■ **AIM**
With the pictures left out, copy the listing below exactly.

■ **RECORDS SHOWN**
☆ ☆ ☆ ☆
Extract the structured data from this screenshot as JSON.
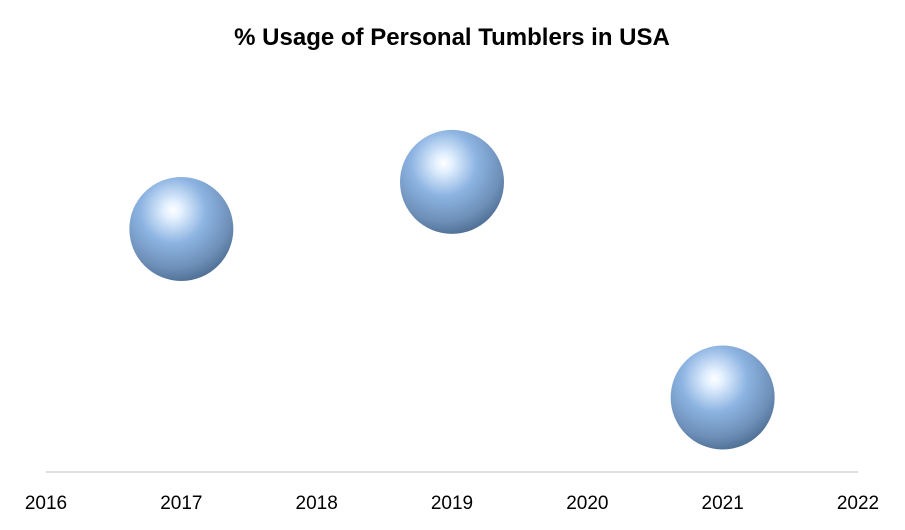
{
  "chart_data": {
    "type": "bubble",
    "title": "% Usage of Personal Tumblers in USA",
    "xlabel": "",
    "ylabel": "",
    "x_ticks": [
      2016,
      2017,
      2018,
      2019,
      2020,
      2021,
      2022
    ],
    "xlim": [
      2016,
      2022
    ],
    "ylim": [
      0,
      100
    ],
    "y_axis_visible": false,
    "grid": false,
    "legend": "none",
    "points": [
      {
        "x": 2017,
        "y": 62
      },
      {
        "x": 2019,
        "y": 74
      },
      {
        "x": 2021,
        "y": 19
      }
    ],
    "colors": {
      "bubble": "#8db4e2",
      "bubble_highlight": "#ffffff",
      "bubble_shadow": "#4f6f94",
      "axis": "#bfbfbf"
    }
  }
}
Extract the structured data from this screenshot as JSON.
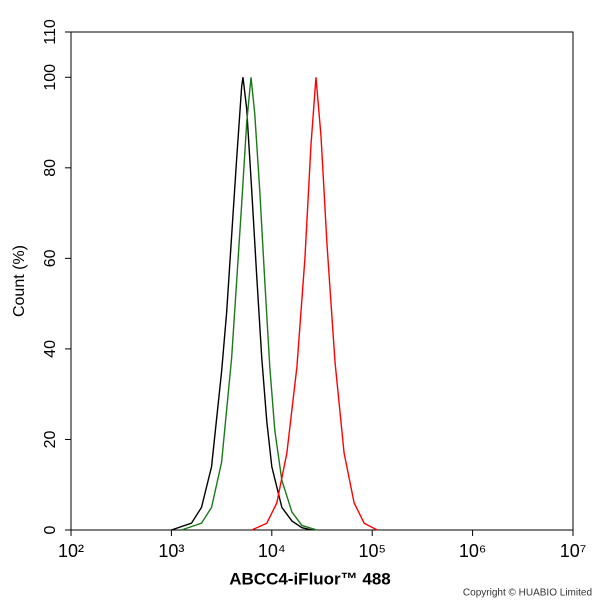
{
  "chart_data": {
    "type": "line",
    "xlabel": "ABCC4-iFluor™ 488",
    "ylabel": "Count  (%)",
    "footer": "Copyright © HUABIO Limited",
    "xscale": "log",
    "xlim": [
      100,
      10000000
    ],
    "xticks": [
      {
        "value": 100,
        "label": "10²"
      },
      {
        "value": 1000,
        "label": "10³"
      },
      {
        "value": 10000,
        "label": "10⁴"
      },
      {
        "value": 100000,
        "label": "10⁵"
      },
      {
        "value": 1000000,
        "label": "10⁶"
      },
      {
        "value": 10000000,
        "label": "10⁷"
      }
    ],
    "ylim": [
      0,
      110
    ],
    "yticks": [
      0,
      20,
      40,
      60,
      80,
      100,
      110
    ],
    "series": [
      {
        "color": "#000000",
        "x": [
          1000,
          1585,
          1995,
          2512,
          3162,
          3548,
          3981,
          4467,
          5012,
          5164,
          5623,
          6310,
          7079,
          7943,
          8913,
          10000,
          12589,
          15849,
          19953,
          25119
        ],
        "values": [
          0,
          1.5,
          5,
          14,
          35,
          48,
          65,
          82,
          98,
          100,
          93,
          75,
          56,
          38,
          24,
          14,
          5,
          2,
          0.5,
          0
        ]
      },
      {
        "color": "#1a7a1a",
        "x": [
          1259,
          1995,
          2512,
          3162,
          3981,
          4467,
          5012,
          5623,
          6209,
          6761,
          7586,
          8511,
          9550,
          10715,
          12589,
          15849,
          19953,
          28184
        ],
        "values": [
          0,
          1.5,
          5,
          15,
          38,
          55,
          72,
          90,
          100,
          92,
          75,
          55,
          36,
          22,
          11,
          4,
          1,
          0
        ]
      },
      {
        "color": "#ff0000",
        "x": [
          6310,
          8913,
          11220,
          14125,
          17783,
          21380,
          24547,
          27542,
          30903,
          35481,
          42658,
          52481,
          66069,
          83176,
          112202
        ],
        "values": [
          0,
          1.5,
          6,
          17,
          36,
          60,
          85,
          100,
          87,
          63,
          37,
          17,
          6,
          1.5,
          0
        ]
      }
    ]
  }
}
☆ ☆ ☆ ☆
■ **CORRECT ANSWER**
Extract the structured data from this screenshot as JSON.
{
  "chart_data": {
    "type": "bubble",
    "title": "% Usage of Personal Tumblers in USA",
    "xlabel": "",
    "ylabel": "",
    "x_ticks": [
      2016,
      2017,
      2018,
      2019,
      2020,
      2021,
      2022
    ],
    "xlim": [
      2016,
      2022
    ],
    "ylim": [
      0,
      100
    ],
    "y_axis_visible": false,
    "grid": false,
    "legend": "none",
    "points": [
      {
        "x": 2017,
        "y": 62
      },
      {
        "x": 2019,
        "y": 74
      },
      {
        "x": 2021,
        "y": 19
      }
    ],
    "colors": {
      "bubble": "#8db4e2",
      "bubble_highlight": "#ffffff",
      "bubble_shadow": "#4f6f94",
      "axis": "#bfbfbf"
    }
  }
}
Extract the structured data from this screenshot as JSON.
{
  "chart_data": {
    "type": "line",
    "xlabel": "ABCC4-iFluor™ 488",
    "ylabel": "Count  (%)",
    "footer": "Copyright © HUABIO Limited",
    "xscale": "log",
    "xlim": [
      100,
      10000000
    ],
    "xticks": [
      {
        "value": 100,
        "label": "10²"
      },
      {
        "value": 1000,
        "label": "10³"
      },
      {
        "value": 10000,
        "label": "10⁴"
      },
      {
        "value": 100000,
        "label": "10⁵"
      },
      {
        "value": 1000000,
        "label": "10⁶"
      },
      {
        "value": 10000000,
        "label": "10⁷"
      }
    ],
    "ylim": [
      0,
      110
    ],
    "yticks": [
      0,
      20,
      40,
      60,
      80,
      100,
      110
    ],
    "series": [
      {
        "color": "#000000",
        "x": [
          1000,
          1585,
          1995,
          2512,
          3162,
          3548,
          3981,
          4467,
          5012,
          5164,
          5623,
          6310,
          7079,
          7943,
          8913,
          10000,
          12589,
          15849,
          19953,
          25119
        ],
        "values": [
          0,
          1.5,
          5,
          14,
          35,
          48,
          65,
          82,
          98,
          100,
          93,
          75,
          56,
          38,
          24,
          14,
          5,
          2,
          0.5,
          0
        ]
      },
      {
        "color": "#1a7a1a",
        "x": [
          1259,
          1995,
          2512,
          3162,
          3981,
          4467,
          5012,
          5623,
          6209,
          6761,
          7586,
          8511,
          9550,
          10715,
          12589,
          15849,
          19953,
          28184
        ],
        "values": [
          0,
          1.5,
          5,
          15,
          38,
          55,
          72,
          90,
          100,
          92,
          75,
          55,
          36,
          22,
          11,
          4,
          1,
          0
        ]
      },
      {
        "color": "#ff0000",
        "x": [
          6310,
          8913,
          11220,
          14125,
          17783,
          21380,
          24547,
          27542,
          30903,
          35481,
          42658,
          52481,
          66069,
          83176,
          112202
        ],
        "values": [
          0,
          1.5,
          6,
          17,
          36,
          60,
          85,
          100,
          87,
          63,
          37,
          17,
          6,
          1.5,
          0
        ]
      }
    ]
  }
}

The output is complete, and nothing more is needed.